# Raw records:
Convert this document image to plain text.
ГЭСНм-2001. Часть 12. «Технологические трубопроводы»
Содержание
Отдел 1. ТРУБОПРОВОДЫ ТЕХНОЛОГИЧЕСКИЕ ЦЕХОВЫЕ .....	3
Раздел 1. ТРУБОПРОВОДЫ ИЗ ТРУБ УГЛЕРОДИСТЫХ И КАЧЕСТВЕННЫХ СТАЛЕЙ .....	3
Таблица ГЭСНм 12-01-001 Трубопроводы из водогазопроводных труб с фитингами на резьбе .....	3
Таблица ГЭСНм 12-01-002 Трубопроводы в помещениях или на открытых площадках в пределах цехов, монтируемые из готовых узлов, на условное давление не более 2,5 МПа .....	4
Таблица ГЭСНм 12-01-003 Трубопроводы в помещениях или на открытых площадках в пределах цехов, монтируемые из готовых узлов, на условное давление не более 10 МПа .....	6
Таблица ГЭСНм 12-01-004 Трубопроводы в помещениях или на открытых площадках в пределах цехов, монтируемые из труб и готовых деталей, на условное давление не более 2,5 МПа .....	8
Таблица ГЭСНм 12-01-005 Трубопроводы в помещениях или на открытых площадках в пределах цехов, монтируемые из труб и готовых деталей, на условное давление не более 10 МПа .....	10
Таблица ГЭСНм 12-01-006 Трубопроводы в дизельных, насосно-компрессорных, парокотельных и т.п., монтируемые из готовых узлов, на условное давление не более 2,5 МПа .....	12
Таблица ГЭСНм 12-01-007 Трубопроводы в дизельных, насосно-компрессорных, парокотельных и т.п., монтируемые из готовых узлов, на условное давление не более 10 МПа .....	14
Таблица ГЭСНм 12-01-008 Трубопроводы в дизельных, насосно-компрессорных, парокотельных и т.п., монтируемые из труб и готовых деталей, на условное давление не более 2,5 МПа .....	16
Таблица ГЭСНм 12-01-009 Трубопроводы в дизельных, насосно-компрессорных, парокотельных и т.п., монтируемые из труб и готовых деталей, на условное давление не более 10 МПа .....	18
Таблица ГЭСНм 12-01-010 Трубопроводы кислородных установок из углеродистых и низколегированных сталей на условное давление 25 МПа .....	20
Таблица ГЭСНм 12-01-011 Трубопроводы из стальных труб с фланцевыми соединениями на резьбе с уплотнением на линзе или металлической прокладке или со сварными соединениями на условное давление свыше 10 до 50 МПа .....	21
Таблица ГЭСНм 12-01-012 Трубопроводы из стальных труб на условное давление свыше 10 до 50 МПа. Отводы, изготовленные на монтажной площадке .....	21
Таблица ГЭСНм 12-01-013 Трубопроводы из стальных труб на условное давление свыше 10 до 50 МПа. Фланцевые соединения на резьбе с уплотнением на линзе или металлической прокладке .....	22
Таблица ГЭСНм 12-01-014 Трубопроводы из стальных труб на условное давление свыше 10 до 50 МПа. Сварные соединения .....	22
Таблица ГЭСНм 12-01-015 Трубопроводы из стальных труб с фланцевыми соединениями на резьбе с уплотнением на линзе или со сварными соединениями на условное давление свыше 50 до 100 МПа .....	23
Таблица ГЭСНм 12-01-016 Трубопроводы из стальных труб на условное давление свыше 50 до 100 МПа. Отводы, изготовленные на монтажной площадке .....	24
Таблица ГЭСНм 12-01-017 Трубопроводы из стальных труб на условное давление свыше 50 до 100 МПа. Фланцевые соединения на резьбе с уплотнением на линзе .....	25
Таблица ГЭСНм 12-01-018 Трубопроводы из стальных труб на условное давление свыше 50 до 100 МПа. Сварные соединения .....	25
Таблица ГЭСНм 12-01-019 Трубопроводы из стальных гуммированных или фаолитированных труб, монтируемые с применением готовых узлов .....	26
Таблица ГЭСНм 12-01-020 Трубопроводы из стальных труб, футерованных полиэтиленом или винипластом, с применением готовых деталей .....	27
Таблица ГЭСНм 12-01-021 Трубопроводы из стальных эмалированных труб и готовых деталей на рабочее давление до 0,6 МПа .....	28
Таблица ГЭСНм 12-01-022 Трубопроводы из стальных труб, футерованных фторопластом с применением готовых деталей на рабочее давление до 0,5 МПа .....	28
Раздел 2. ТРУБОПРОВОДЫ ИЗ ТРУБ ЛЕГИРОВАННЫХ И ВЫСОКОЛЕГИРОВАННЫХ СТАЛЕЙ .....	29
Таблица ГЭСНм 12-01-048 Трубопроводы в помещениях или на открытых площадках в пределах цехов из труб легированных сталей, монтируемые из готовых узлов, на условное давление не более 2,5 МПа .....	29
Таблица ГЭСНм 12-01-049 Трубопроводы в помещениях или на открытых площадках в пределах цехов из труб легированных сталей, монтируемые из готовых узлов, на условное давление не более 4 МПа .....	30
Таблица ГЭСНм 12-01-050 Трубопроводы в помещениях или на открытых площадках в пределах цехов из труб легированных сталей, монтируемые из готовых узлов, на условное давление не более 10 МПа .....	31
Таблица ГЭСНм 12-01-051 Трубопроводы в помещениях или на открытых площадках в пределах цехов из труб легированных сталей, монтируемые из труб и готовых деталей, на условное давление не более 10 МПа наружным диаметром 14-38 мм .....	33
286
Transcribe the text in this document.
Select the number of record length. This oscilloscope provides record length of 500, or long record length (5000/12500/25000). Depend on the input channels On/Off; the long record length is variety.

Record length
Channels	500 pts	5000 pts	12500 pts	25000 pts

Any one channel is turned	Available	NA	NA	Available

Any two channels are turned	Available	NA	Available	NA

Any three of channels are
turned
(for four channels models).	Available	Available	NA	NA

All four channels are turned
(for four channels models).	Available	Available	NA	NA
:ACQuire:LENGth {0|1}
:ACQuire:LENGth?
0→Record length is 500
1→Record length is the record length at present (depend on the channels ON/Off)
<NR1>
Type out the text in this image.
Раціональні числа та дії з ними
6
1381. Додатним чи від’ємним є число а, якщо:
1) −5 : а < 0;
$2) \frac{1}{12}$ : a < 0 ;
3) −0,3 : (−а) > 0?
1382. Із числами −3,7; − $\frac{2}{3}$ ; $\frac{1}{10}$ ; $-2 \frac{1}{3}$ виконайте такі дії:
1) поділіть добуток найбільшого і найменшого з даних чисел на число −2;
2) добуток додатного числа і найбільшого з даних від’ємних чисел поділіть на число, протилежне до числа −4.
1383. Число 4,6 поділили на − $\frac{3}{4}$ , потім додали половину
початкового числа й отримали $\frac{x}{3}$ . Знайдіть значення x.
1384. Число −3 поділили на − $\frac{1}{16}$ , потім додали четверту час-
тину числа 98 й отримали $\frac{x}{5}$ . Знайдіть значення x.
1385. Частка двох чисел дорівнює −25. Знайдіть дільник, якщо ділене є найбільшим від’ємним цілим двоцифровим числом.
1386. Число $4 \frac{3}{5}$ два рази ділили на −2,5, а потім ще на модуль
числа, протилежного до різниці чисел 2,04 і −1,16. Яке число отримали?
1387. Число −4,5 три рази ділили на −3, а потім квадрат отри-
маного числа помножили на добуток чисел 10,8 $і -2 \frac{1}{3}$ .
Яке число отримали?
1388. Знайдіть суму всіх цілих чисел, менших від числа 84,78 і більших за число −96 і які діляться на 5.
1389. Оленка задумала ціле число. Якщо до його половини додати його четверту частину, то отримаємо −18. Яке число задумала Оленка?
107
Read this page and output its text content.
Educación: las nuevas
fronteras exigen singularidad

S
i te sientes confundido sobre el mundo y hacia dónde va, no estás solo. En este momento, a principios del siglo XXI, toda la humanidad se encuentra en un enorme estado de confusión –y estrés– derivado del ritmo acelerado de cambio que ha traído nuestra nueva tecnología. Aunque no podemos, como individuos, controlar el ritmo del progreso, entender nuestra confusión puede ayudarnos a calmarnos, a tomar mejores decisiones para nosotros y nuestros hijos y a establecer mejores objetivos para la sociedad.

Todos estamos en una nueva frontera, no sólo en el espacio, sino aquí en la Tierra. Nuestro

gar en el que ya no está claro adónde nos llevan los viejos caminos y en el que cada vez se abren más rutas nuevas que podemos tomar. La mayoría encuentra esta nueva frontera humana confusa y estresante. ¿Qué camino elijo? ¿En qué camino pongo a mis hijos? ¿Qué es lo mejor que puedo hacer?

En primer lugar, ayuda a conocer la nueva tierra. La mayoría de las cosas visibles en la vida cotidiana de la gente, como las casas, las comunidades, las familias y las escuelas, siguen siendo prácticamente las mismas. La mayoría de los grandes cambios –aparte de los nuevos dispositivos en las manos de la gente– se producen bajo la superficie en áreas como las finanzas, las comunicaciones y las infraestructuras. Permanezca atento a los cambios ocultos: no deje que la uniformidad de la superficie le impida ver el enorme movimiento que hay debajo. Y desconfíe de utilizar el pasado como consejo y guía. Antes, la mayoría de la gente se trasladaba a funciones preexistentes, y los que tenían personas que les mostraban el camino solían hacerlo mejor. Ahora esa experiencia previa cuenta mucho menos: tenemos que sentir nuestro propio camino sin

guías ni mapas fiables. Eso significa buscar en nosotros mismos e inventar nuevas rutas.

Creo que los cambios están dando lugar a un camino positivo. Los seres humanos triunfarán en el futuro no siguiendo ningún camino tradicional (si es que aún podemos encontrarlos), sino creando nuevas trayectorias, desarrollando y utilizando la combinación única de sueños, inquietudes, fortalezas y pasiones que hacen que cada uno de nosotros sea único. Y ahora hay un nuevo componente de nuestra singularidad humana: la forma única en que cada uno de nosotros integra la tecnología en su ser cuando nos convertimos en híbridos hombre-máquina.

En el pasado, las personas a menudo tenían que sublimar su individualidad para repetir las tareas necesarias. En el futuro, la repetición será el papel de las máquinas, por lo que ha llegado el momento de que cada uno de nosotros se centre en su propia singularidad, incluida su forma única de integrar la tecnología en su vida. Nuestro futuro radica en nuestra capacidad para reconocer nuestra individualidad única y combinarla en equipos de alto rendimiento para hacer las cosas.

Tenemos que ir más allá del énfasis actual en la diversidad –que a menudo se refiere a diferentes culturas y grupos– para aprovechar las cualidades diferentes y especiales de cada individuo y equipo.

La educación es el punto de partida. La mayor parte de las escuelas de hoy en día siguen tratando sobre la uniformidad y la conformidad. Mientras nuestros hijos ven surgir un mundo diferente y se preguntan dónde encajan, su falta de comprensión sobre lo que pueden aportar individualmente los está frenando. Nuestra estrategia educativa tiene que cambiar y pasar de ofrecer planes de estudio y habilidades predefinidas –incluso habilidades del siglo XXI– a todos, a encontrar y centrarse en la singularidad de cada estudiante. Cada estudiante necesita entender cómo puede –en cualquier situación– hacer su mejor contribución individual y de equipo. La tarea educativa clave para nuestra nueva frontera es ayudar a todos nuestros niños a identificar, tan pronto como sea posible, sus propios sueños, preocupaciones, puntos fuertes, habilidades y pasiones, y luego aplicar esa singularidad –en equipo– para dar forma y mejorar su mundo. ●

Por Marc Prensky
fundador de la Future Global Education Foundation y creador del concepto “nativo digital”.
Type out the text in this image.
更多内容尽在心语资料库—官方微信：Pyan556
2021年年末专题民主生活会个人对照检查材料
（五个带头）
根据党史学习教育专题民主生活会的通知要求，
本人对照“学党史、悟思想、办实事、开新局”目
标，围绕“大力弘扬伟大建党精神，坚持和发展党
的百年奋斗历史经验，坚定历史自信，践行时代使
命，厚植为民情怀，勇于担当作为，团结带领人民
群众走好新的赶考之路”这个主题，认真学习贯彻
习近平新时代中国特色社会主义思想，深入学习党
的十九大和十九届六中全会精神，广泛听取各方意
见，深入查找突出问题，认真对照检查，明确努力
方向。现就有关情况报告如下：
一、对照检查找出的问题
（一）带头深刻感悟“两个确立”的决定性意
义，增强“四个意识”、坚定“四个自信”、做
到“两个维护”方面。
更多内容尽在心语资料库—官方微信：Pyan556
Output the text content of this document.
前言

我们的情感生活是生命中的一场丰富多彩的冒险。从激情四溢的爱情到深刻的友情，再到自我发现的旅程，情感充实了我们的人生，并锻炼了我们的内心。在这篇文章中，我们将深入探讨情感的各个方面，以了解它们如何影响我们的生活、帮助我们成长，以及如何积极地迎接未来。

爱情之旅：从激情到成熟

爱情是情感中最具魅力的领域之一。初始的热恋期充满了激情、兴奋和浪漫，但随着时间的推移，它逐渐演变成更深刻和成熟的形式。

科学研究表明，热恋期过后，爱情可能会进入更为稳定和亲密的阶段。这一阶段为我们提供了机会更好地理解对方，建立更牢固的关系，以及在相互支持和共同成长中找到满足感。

# TASK PROMPT:
Looking at the records above, tally the lines holding "насосно" and reply with that number only.

# FINAL RESULT:
4